- [The request] The records are to be restated in their entirety, word for word.

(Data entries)

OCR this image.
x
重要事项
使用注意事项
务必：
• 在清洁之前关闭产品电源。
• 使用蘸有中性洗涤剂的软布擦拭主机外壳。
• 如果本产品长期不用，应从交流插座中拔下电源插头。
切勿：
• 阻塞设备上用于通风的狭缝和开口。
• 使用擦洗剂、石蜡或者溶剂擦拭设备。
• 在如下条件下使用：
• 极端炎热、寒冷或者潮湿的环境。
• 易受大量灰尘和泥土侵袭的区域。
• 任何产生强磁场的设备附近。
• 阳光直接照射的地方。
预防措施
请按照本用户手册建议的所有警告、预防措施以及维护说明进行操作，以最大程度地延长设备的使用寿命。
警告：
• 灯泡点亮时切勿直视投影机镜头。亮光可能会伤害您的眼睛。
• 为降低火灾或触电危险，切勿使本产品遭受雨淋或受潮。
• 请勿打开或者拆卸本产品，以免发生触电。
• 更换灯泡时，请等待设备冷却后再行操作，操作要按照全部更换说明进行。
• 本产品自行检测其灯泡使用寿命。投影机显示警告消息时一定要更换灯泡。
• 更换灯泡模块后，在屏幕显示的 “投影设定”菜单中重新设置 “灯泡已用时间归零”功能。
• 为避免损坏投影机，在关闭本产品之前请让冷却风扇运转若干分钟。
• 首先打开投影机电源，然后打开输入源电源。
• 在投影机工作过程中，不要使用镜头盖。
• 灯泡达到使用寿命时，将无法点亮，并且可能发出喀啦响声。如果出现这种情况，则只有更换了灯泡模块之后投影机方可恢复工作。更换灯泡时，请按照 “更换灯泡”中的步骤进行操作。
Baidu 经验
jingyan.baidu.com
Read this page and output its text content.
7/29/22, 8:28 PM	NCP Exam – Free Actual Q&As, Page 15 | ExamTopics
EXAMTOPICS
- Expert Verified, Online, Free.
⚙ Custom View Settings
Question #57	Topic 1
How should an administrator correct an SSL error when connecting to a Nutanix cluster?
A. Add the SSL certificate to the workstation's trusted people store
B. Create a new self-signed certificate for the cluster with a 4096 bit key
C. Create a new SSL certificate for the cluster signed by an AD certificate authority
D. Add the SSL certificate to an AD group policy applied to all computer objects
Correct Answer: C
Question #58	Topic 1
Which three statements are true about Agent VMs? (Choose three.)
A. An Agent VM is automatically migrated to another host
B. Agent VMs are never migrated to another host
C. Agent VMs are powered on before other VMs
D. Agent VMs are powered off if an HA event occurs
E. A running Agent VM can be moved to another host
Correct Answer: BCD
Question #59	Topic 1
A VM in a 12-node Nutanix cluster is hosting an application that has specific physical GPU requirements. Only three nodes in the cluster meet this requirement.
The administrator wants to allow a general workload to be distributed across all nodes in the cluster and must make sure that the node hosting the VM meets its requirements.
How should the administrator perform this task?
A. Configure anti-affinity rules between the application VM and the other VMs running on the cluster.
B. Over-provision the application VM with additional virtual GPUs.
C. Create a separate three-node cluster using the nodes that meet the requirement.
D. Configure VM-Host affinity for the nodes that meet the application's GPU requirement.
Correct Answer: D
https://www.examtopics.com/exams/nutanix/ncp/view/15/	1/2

- [Exercise answer]
OCR this image.
x
重要事项
使用注意事项
务必：
• 在清洁之前关闭产品电源。
• 使用蘸有中性洗涤剂的软布擦拭主机外壳。
• 如果本产品长期不用，应从交流插座中拔下电源插头。
切勿：
• 阻塞设备上用于通风的狭缝和开口。
• 使用擦洗剂、石蜡或者溶剂擦拭设备。
• 在如下条件下使用：
• 极端炎热、寒冷或者潮湿的环境。
• 易受大量灰尘和泥土侵袭的区域。
• 任何产生强磁场的设备附近。
• 阳光直接照射的地方。
预防措施
请按照本用户手册建议的所有警告、预防措施以及维护说明进行操作，以最大程度地延长设备的使用寿命。
警告：
• 灯泡点亮时切勿直视投影机镜头。亮光可能会伤害您的眼睛。
• 为降低火灾或触电危险，切勿使本产品遭受雨淋或受潮。
• 请勿打开或者拆卸本产品，以免发生触电。
• 更换灯泡时，请等待设备冷却后再行操作，操作要按照全部更换说明进行。
• 本产品自行检测其灯泡使用寿命。投影机显示警告消息时一定要更换灯泡。
• 更换灯泡模块后，在屏幕显示的 “投影设定”菜单中重新设置 “灯泡已用时间归零”功能。
• 为避免损坏投影机，在关闭本产品之前请让冷却风扇运转若干分钟。
• 首先打开投影机电源，然后打开输入源电源。
• 在投影机工作过程中，不要使用镜头盖。
• 灯泡达到使用寿命时，将无法点亮，并且可能发出喀啦响声。如果出现这种情况，则只有更换了灯泡模块之后投影机方可恢复工作。更换灯泡时，请按照 “更换灯泡”中的步骤进行操作。
Baidu 经验
jingyan.baidu.com
Read this page and output its text content.
7/29/22, 8:28 PM	NCP Exam – Free Actual Q&As, Page 15 | ExamTopics
EXAMTOPICS
- Expert Verified, Online, Free.
⚙ Custom View Settings
Question #57	Topic 1
How should an administrator correct an SSL error when connecting to a Nutanix cluster?
A. Add the SSL certificate to the workstation's trusted people store
B. Create a new self-signed certificate for the cluster with a 4096 bit key
C. Create a new SSL certificate for the cluster signed by an AD certificate authority
D. Add the SSL certificate to an AD group policy applied to all computer objects
Correct Answer: C
Question #58	Topic 1
Which three statements are true about Agent VMs? (Choose three.)
A. An Agent VM is automatically migrated to another host
B. Agent VMs are never migrated to another host
C. Agent VMs are powered on before other VMs
D. Agent VMs are powered off if an HA event occurs
E. A running Agent VM can be moved to another host
Correct Answer: BCD
Question #59	Topic 1
A VM in a 12-node Nutanix cluster is hosting an application that has specific physical GPU requirements. Only three nodes in the cluster meet this requirement.
The administrator wants to allow a general workload to be distributed across all nodes in the cluster and must make sure that the node hosting the VM meets its requirements.
How should the administrator perform this task?
A. Configure anti-affinity rules between the application VM and the other VMs running on the cluster.
B. Over-provision the application VM with additional virtual GPUs.
C. Create a separate three-node cluster using the nodes that meet the requirement.
D. Configure VM-Host affinity for the nodes that meet the application's GPU requirement.
Correct Answer: D
https://www.examtopics.com/exams/nutanix/ncp/view/15/	1/2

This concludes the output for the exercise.